(Data entries)

○ ○ ○

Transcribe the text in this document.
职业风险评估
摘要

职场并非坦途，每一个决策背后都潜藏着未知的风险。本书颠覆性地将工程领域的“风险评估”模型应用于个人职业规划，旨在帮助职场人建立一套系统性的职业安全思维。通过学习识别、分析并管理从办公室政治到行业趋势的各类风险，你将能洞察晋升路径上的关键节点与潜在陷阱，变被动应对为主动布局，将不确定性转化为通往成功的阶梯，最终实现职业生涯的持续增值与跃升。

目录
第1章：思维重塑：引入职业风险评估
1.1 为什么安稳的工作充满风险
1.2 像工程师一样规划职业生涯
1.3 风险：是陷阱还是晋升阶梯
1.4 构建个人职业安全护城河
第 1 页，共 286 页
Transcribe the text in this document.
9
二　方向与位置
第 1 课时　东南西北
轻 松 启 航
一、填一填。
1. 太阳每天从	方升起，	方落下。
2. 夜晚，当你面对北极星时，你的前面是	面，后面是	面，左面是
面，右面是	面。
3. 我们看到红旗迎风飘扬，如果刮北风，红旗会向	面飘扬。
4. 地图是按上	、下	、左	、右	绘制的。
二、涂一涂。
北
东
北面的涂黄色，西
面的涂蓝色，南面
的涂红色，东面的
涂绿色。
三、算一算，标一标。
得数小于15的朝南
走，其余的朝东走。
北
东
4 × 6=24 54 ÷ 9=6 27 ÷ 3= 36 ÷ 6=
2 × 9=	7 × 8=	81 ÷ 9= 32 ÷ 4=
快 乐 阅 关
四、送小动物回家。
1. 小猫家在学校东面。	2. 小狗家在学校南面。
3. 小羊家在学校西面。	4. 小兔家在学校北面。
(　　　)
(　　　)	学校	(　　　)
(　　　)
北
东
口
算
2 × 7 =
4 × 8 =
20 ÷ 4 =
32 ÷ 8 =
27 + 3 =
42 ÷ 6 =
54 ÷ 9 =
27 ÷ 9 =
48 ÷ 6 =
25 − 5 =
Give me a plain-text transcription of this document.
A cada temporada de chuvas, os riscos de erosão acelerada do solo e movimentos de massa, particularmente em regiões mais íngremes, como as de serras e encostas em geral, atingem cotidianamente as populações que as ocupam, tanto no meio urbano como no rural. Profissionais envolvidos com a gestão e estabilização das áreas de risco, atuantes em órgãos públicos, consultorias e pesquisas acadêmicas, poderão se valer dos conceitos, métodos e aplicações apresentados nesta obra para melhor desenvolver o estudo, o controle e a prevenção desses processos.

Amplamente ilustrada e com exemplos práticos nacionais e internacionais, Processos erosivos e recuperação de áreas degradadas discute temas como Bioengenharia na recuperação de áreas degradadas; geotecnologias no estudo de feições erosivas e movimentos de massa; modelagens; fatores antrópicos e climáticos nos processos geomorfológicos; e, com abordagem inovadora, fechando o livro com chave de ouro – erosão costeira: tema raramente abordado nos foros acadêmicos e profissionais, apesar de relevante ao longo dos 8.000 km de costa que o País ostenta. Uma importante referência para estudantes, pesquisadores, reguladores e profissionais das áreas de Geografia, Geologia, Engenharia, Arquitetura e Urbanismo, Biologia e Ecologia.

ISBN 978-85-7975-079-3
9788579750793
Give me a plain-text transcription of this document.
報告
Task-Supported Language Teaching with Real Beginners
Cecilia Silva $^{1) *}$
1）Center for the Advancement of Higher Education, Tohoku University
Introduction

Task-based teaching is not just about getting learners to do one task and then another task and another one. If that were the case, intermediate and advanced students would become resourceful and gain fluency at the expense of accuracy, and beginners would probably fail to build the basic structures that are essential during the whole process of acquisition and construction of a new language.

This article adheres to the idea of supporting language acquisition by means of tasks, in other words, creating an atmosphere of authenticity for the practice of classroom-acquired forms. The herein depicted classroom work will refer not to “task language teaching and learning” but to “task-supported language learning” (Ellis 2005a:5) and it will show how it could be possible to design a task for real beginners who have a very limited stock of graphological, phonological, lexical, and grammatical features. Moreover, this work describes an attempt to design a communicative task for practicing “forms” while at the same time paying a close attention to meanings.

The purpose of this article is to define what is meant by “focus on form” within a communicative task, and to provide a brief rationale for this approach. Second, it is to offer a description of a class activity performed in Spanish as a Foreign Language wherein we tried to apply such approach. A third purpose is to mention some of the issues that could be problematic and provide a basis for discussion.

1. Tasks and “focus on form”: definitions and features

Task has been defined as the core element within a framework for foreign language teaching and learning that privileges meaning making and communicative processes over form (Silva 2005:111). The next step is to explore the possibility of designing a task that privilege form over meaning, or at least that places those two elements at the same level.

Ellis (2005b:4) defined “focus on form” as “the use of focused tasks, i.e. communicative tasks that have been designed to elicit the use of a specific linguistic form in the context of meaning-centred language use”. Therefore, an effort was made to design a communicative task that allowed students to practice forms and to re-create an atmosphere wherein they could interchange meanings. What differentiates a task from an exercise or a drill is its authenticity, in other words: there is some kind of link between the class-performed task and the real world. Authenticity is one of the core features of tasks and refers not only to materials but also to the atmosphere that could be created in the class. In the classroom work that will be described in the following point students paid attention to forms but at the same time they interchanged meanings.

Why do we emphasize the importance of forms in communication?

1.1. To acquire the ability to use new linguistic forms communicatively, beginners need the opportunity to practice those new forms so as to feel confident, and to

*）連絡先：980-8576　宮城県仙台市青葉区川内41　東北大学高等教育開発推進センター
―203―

○ ○ ○

• _Exercise description_
The records above should be repeated in full, exactly as given.

• _Task output_
Transcribe the text in this document.
职业风险评估
摘要

职场并非坦途，每一个决策背后都潜藏着未知的风险。本书颠覆性地将工程领域的“风险评估”模型应用于个人职业规划，旨在帮助职场人建立一套系统性的职业安全思维。通过学习识别、分析并管理从办公室政治到行业趋势的各类风险，你将能洞察晋升路径上的关键节点与潜在陷阱，变被动应对为主动布局，将不确定性转化为通往成功的阶梯，最终实现职业生涯的持续增值与跃升。

目录
第1章：思维重塑：引入职业风险评估
1.1 为什么安稳的工作充满风险
1.2 像工程师一样规划职业生涯
1.3 风险：是陷阱还是晋升阶梯
1.4 构建个人职业安全护城河
第 1 页，共 286 页
Transcribe the text in this document.
9
二　方向与位置
第 1 课时　东南西北
轻 松 启 航
一、填一填。
1. 太阳每天从	方升起，	方落下。
2. 夜晚，当你面对北极星时，你的前面是	面，后面是	面，左面是
面，右面是	面。
3. 我们看到红旗迎风飘扬，如果刮北风，红旗会向	面飘扬。
4. 地图是按上	、下	、左	、右	绘制的。
二、涂一涂。
北
东
北面的涂黄色，西
面的涂蓝色，南面
的涂红色，东面的
涂绿色。
三、算一算，标一标。
得数小于15的朝南
走，其余的朝东走。
北
东
4 × 6=24 54 ÷ 9=6 27 ÷ 3= 36 ÷ 6=
2 × 9=	7 × 8=	81 ÷ 9= 32 ÷ 4=
快 乐 阅 关
四、送小动物回家。
1. 小猫家在学校东面。	2. 小狗家在学校南面。
3. 小羊家在学校西面。	4. 小兔家在学校北面。
(　　　)
(　　　)	学校	(　　　)
(　　　)
北
东
口
算
2 × 7 =
4 × 8 =
20 ÷ 4 =
32 ÷ 8 =
27 + 3 =
42 ÷ 6 =
54 ÷ 9 =
27 ÷ 9 =
48 ÷ 6 =
25 − 5 =
Give me a plain-text transcription of this document.
A cada temporada de chuvas, os riscos de erosão acelerada do solo e movimentos de massa, particularmente em regiões mais íngremes, como as de serras e encostas em geral, atingem cotidianamente as populações que as ocupam, tanto no meio urbano como no rural. Profissionais envolvidos com a gestão e estabilização das áreas de risco, atuantes em órgãos públicos, consultorias e pesquisas acadêmicas, poderão se valer dos conceitos, métodos e aplicações apresentados nesta obra para melhor desenvolver o estudo, o controle e a prevenção desses processos.

Amplamente ilustrada e com exemplos práticos nacionais e internacionais, Processos erosivos e recuperação de áreas degradadas discute temas como Bioengenharia na recuperação de áreas degradadas; geotecnologias no estudo de feições erosivas e movimentos de massa; modelagens; fatores antrópicos e climáticos nos processos geomorfológicos; e, com abordagem inovadora, fechando o livro com chave de ouro – erosão costeira: tema raramente abordado nos foros acadêmicos e profissionais, apesar de relevante ao longo dos 8.000 km de costa que o País ostenta. Uma importante referência para estudantes, pesquisadores, reguladores e profissionais das áreas de Geografia, Geologia, Engenharia, Arquitetura e Urbanismo, Biologia e Ecologia.

ISBN 978-85-7975-079-3
9788579750793
Give me a plain-text transcription of this document.
報告
Task-Supported Language Teaching with Real Beginners
Cecilia Silva $^{1) *}$
1）Center for the Advancement of Higher Education, Tohoku University
Introduction

Task-based teaching is not just about getting learners to do one task and then another task and another one. If that were the case, intermediate and advanced students would become resourceful and gain fluency at the expense of accuracy, and beginners would probably fail to build the basic structures that are essential during the whole process of acquisition and construction of a new language.

This article adheres to the idea of supporting language acquisition by means of tasks, in other words, creating an atmosphere of authenticity for the practice of classroom-acquired forms. The herein depicted classroom work will refer not to “task language teaching and learning” but to “task-supported language learning” (Ellis 2005a:5) and it will show how it could be possible to design a task for real beginners who have a very limited stock of graphological, phonological, lexical, and grammatical features. Moreover, this work describes an attempt to design a communicative task for practicing “forms” while at the same time paying a close attention to meanings.

The purpose of this article is to define what is meant by “focus on form” within a communicative task, and to provide a brief rationale for this approach. Second, it is to offer a description of a class activity performed in Spanish as a Foreign Language wherein we tried to apply such approach. A third purpose is to mention some of the issues that could be problematic and provide a basis for discussion.

1. Tasks and “focus on form”: definitions and features

Task has been defined as the core element within a framework for foreign language teaching and learning that privileges meaning making and communicative processes over form (Silva 2005:111). The next step is to explore the possibility of designing a task that privilege form over meaning, or at least that places those two elements at the same level.

Ellis (2005b:4) defined “focus on form” as “the use of focused tasks, i.e. communicative tasks that have been designed to elicit the use of a specific linguistic form in the context of meaning-centred language use”. Therefore, an effort was made to design a communicative task that allowed students to practice forms and to re-create an atmosphere wherein they could interchange meanings. What differentiates a task from an exercise or a drill is its authenticity, in other words: there is some kind of link between the class-performed task and the real world. Authenticity is one of the core features of tasks and refers not only to materials but also to the atmosphere that could be created in the class. In the classroom work that will be described in the following point students paid attention to forms but at the same time they interchanged meanings.

Why do we emphasize the importance of forms in communication?

1.1. To acquire the ability to use new linguistic forms communicatively, beginners need the opportunity to practice those new forms so as to feel confident, and to

*）連絡先：980-8576　宮城県仙台市青葉区川内41　東北大学高等教育開発推進センター
―203―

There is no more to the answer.